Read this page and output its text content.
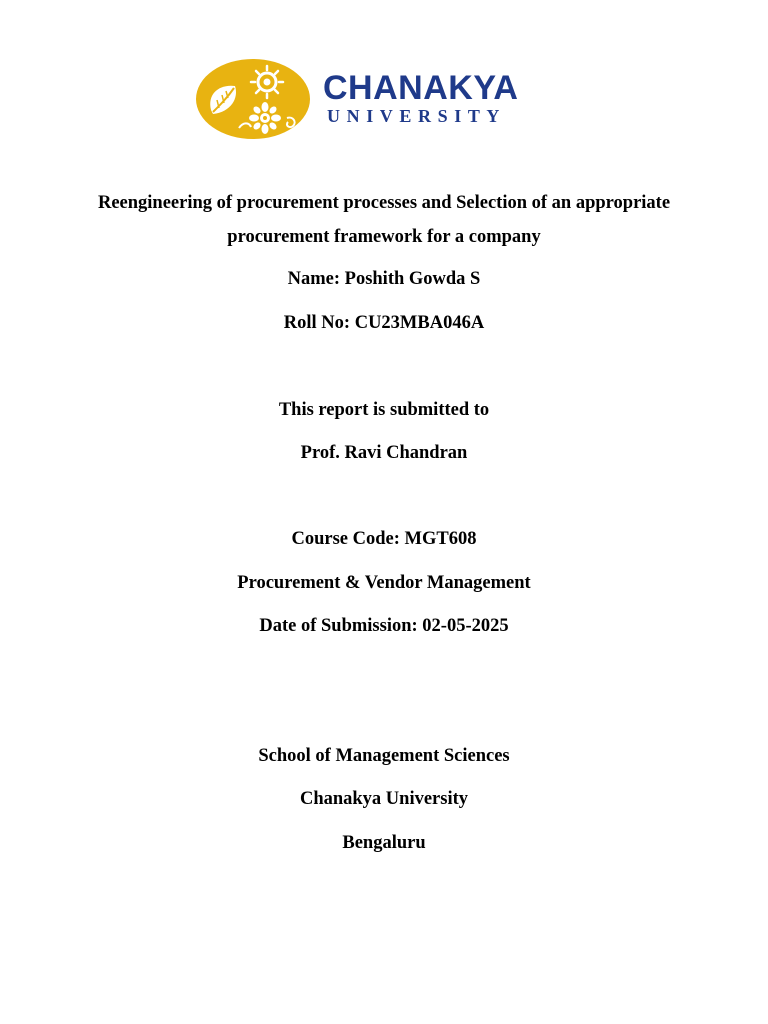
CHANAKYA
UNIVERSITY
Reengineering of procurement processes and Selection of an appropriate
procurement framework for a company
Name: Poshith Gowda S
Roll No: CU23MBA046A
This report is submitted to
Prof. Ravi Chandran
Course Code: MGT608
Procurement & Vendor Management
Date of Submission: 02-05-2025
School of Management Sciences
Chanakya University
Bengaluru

═══

§ Stated goal
Set down the material exactly, every line of it, except for the pictures.

§ Exercise output
Read this page and output its text content.
CHANAKYA
UNIVERSITY
Reengineering of procurement processes and Selection of an appropriate
procurement framework for a company
Name: Poshith Gowda S
Roll No: CU23MBA046A
This report is submitted to
Prof. Ravi Chandran
Course Code: MGT608
Procurement & Vendor Management
Date of Submission: 02-05-2025
School of Management Sciences
Chanakya University
Bengaluru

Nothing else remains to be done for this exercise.